Work required: Answer with a number only: how many lines of the data contain "leurs"?

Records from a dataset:
● ● ● ● ●
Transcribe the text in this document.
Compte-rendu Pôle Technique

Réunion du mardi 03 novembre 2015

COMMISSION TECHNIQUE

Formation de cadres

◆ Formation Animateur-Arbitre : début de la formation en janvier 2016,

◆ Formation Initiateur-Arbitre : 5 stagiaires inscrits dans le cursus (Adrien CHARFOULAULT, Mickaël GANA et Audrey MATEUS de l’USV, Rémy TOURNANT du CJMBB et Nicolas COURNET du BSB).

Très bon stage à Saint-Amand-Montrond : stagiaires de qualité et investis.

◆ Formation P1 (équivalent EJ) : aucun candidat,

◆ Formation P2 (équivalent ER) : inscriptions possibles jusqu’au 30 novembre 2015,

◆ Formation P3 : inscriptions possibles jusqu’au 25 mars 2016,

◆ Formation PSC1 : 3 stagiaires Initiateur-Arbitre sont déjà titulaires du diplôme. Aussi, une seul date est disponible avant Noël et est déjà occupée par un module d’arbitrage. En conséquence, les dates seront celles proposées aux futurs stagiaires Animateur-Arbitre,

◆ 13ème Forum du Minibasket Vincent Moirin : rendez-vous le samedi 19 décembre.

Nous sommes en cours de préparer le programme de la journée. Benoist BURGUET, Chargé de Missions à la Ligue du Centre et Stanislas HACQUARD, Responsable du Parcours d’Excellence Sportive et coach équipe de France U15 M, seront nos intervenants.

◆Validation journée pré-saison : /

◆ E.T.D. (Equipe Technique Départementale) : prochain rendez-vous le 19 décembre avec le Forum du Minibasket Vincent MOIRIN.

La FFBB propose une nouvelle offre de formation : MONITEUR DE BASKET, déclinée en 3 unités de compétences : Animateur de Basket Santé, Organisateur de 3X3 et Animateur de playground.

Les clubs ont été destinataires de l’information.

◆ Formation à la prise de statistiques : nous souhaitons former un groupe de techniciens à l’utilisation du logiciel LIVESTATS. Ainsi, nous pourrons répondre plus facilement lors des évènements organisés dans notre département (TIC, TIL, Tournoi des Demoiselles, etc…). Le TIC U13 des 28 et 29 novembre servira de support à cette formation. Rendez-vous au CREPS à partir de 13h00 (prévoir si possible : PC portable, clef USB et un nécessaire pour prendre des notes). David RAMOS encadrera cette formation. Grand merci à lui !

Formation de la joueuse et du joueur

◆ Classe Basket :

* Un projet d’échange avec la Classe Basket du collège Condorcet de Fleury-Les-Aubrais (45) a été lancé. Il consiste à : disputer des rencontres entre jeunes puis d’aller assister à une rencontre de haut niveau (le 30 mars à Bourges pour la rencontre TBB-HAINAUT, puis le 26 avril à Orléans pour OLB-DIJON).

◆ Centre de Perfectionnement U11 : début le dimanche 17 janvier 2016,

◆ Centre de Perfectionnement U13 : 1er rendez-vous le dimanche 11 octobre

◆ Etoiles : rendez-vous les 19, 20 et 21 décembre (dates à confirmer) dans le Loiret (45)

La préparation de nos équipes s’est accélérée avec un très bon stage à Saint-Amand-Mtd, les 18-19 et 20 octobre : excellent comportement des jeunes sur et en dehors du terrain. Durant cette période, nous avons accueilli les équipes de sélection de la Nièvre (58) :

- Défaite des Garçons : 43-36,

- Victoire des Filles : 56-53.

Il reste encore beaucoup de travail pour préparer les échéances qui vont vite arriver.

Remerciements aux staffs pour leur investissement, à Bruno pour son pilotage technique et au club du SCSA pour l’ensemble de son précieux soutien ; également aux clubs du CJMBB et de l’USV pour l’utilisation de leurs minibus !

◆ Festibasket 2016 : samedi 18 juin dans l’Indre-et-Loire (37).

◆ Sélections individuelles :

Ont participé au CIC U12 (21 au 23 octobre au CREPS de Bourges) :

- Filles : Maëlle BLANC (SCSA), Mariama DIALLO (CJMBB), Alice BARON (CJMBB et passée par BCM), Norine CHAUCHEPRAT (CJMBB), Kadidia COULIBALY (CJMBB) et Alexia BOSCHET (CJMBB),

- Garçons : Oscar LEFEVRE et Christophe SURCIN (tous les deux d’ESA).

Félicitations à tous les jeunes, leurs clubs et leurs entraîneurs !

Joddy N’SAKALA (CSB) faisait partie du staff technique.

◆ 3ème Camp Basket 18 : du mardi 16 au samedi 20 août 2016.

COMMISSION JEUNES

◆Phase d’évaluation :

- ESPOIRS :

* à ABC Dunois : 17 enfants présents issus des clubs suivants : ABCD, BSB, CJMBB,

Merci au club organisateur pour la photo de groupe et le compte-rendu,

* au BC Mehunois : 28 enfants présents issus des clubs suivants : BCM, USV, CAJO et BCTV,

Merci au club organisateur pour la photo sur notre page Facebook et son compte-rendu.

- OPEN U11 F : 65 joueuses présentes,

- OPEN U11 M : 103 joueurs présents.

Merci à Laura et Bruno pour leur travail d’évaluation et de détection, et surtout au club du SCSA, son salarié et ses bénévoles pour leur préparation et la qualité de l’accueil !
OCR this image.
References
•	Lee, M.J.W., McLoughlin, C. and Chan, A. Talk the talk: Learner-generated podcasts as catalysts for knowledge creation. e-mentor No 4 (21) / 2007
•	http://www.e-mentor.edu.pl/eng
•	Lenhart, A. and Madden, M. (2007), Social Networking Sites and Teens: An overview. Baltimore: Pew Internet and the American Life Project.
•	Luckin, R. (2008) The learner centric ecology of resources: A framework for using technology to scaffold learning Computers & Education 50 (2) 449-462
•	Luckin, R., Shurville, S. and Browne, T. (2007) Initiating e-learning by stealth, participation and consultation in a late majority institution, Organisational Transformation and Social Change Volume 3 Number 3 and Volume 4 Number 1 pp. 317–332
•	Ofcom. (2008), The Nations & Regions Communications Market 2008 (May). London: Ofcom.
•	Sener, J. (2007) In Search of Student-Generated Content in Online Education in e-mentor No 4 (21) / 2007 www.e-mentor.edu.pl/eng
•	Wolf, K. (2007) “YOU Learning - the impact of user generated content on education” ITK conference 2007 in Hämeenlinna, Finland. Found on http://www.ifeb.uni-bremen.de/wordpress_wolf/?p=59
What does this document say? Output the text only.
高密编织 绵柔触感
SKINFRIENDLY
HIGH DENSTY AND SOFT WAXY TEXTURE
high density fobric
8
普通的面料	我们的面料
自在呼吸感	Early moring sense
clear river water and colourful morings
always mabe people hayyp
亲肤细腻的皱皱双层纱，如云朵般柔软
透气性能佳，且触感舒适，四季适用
● ● ● ● ●
Answer in full: 2